» Exercise details:
Find how many lines in the material hold the word "right", then state that number and nothing more.

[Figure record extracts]
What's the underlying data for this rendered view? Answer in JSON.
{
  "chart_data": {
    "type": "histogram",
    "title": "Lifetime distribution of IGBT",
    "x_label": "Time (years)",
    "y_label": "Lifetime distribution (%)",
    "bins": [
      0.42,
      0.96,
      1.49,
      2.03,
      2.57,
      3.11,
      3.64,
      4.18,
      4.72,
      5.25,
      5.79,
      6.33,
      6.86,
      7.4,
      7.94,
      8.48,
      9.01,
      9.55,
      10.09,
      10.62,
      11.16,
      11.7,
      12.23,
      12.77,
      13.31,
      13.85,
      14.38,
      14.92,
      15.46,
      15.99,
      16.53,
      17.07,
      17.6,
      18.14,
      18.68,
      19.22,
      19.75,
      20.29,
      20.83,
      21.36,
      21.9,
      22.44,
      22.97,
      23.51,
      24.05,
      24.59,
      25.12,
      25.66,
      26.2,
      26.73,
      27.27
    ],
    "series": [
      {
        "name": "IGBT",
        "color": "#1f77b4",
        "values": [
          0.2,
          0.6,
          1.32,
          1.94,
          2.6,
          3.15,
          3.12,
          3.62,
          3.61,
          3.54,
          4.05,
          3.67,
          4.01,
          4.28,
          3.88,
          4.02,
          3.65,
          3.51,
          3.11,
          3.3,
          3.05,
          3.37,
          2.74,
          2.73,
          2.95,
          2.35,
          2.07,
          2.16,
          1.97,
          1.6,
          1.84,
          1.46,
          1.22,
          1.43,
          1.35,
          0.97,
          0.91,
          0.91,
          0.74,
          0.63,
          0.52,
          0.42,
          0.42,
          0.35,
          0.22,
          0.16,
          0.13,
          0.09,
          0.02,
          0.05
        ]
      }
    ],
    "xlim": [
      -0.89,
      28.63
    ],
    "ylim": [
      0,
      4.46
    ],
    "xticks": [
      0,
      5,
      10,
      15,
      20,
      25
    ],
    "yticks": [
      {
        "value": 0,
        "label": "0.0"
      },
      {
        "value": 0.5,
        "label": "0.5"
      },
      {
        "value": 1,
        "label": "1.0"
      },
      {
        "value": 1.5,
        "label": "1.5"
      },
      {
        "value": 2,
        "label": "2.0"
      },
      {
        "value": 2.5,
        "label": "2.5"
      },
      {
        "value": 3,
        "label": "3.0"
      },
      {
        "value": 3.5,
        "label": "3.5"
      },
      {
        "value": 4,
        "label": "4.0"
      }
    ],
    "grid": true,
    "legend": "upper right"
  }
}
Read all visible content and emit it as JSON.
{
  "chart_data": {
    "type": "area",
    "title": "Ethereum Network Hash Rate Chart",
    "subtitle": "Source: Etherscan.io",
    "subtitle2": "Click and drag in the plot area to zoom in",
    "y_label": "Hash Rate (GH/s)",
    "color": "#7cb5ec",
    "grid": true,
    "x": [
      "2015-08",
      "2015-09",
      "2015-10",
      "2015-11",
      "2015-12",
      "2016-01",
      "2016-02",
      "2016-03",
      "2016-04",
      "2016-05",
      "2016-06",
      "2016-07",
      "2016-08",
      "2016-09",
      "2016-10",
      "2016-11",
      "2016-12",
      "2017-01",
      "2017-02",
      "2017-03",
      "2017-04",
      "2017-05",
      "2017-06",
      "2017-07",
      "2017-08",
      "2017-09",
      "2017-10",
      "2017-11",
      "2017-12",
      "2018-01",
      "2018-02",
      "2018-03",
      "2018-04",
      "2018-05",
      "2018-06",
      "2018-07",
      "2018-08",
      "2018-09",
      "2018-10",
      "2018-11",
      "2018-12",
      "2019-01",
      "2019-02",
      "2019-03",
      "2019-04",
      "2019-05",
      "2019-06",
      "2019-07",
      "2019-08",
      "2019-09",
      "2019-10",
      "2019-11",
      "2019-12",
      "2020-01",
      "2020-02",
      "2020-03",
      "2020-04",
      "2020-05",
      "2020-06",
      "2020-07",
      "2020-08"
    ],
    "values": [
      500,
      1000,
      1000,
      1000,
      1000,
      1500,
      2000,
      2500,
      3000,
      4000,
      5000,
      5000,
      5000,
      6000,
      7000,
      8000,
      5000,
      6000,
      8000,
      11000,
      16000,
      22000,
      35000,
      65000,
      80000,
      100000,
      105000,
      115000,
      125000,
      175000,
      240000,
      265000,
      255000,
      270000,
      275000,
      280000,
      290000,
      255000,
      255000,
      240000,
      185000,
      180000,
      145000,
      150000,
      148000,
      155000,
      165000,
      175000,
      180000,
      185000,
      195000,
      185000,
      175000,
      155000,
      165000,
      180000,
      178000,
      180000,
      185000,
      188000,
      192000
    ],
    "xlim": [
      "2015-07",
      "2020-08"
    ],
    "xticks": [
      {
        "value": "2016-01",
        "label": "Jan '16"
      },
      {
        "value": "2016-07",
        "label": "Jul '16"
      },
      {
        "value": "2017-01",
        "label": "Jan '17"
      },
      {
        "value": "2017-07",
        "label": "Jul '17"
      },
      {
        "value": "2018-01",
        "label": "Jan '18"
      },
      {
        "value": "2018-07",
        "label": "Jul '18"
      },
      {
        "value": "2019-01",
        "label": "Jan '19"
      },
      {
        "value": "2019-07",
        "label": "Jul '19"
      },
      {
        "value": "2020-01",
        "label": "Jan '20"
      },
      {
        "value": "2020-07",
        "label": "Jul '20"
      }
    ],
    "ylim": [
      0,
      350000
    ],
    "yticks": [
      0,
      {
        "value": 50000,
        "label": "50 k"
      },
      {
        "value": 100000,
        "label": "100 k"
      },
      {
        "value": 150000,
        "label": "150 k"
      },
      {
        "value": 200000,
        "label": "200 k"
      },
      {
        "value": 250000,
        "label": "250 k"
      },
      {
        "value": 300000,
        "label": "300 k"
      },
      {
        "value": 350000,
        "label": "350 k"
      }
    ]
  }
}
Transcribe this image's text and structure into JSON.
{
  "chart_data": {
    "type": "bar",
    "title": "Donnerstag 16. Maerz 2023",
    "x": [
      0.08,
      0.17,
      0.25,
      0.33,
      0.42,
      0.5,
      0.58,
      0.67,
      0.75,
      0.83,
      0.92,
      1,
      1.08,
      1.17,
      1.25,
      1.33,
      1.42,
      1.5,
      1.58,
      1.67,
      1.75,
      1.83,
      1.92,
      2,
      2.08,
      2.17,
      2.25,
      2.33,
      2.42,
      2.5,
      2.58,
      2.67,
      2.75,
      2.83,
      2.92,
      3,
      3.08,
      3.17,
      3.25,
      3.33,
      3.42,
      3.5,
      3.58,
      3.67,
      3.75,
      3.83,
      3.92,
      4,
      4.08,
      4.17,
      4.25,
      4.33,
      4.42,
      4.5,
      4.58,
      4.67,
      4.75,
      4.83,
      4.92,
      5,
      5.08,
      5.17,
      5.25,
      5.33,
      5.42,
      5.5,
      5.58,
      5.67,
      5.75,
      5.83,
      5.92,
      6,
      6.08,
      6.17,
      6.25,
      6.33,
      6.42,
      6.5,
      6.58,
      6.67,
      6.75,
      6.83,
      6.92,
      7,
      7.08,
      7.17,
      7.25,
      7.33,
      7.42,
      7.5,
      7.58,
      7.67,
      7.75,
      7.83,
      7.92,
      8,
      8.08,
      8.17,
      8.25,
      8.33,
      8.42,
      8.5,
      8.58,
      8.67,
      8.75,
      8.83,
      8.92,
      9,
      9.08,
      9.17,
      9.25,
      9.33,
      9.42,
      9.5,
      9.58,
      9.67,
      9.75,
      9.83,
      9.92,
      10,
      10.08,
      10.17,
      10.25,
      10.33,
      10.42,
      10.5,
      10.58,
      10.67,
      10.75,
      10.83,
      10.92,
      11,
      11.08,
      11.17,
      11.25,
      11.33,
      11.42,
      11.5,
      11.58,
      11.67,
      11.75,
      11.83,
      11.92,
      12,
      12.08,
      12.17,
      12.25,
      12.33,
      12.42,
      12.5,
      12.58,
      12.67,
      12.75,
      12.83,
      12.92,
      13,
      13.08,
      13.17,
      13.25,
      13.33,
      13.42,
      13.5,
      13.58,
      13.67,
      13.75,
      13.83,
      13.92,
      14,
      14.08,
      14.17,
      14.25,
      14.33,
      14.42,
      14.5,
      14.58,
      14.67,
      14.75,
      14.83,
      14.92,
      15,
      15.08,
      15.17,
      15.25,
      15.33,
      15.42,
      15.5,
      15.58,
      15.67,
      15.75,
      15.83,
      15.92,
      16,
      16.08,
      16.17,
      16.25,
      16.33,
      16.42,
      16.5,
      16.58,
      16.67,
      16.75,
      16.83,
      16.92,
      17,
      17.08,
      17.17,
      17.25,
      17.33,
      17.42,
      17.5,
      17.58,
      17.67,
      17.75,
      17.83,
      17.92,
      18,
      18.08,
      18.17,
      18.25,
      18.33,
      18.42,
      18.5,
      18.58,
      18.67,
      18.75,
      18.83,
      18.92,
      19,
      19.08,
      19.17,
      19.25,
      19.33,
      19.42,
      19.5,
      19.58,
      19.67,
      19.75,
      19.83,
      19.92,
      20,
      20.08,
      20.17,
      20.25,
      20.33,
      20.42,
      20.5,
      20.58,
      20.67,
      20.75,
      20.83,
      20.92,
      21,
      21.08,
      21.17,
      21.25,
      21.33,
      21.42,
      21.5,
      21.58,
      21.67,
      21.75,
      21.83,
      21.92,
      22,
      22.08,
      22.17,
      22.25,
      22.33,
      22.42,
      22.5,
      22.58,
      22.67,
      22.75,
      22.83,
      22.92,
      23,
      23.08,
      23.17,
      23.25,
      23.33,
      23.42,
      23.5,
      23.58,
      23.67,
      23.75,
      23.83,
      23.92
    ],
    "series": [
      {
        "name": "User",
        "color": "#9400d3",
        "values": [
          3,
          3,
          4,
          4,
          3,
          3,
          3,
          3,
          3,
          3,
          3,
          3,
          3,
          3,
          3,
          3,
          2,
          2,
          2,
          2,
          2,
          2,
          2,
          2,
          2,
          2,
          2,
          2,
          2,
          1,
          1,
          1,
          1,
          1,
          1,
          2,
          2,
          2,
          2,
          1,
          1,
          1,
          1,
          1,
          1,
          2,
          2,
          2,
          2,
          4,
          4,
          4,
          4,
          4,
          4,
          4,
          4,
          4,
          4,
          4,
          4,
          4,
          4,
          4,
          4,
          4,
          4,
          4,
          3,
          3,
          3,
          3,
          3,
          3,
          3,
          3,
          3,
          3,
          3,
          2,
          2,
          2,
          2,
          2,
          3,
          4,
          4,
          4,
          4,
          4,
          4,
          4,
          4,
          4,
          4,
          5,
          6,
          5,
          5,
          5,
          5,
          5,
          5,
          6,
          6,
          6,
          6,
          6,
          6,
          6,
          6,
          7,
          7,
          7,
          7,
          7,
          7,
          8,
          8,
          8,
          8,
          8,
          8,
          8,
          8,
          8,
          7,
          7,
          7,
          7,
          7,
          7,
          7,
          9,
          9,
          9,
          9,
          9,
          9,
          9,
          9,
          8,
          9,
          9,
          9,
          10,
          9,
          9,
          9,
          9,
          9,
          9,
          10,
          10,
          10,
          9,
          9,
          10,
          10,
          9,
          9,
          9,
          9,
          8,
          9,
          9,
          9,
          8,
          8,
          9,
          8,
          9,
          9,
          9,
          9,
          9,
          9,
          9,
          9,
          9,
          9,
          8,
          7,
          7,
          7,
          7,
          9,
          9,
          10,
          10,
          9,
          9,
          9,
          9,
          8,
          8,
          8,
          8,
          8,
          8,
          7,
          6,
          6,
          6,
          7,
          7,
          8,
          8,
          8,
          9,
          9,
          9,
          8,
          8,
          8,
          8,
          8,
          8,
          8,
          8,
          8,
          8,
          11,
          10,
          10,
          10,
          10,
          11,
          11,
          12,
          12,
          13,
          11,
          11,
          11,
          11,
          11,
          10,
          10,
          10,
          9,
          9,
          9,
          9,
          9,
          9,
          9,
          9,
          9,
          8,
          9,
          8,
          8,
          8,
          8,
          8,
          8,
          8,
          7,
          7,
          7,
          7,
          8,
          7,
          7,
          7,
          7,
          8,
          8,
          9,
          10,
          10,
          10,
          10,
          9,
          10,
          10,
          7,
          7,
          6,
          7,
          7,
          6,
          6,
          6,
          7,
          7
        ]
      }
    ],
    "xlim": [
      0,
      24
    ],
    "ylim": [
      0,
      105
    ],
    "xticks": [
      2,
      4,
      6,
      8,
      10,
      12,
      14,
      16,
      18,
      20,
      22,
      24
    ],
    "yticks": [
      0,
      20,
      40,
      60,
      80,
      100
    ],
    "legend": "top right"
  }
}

» Final result:
2